==== PROVIDED DATA
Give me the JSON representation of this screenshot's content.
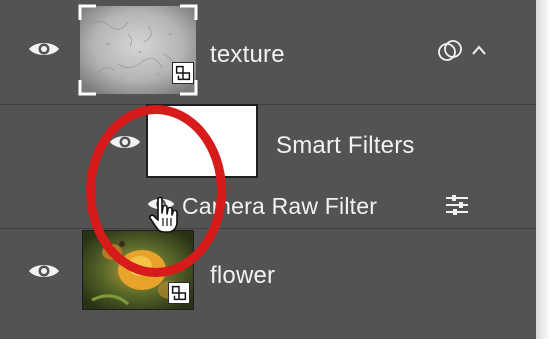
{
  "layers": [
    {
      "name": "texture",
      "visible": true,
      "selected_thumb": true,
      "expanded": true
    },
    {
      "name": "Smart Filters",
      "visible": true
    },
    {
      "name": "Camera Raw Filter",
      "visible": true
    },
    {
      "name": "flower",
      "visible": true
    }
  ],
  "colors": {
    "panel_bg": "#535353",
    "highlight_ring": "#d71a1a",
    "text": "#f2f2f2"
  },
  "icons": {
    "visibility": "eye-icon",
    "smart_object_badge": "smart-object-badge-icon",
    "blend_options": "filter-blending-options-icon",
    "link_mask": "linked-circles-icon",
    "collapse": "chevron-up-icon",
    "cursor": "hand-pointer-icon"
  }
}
========
WHAT IS REQUIRED> Print out every entry above without changing a word, and leave out the pictures.

EXERCISE ANSWER>
Give me the JSON representation of this screenshot's content.
{
  "layers": [
    {
      "name": "texture",
      "visible": true,
      "selected_thumb": true,
      "expanded": true
    },
    {
      "name": "Smart Filters",
      "visible": true
    },
    {
      "name": "Camera Raw Filter",
      "visible": true
    },
    {
      "name": "flower",
      "visible": true
    }
  ],
  "colors": {
    "panel_bg": "#535353",
    "highlight_ring": "#d71a1a",
    "text": "#f2f2f2"
  },
  "icons": {
    "visibility": "eye-icon",
    "smart_object_badge": "smart-object-badge-icon",
    "blend_options": "filter-blending-options-icon",
    "link_mask": "linked-circles-icon",
    "collapse": "chevron-up-icon",
    "cursor": "hand-pointer-icon"
  }
}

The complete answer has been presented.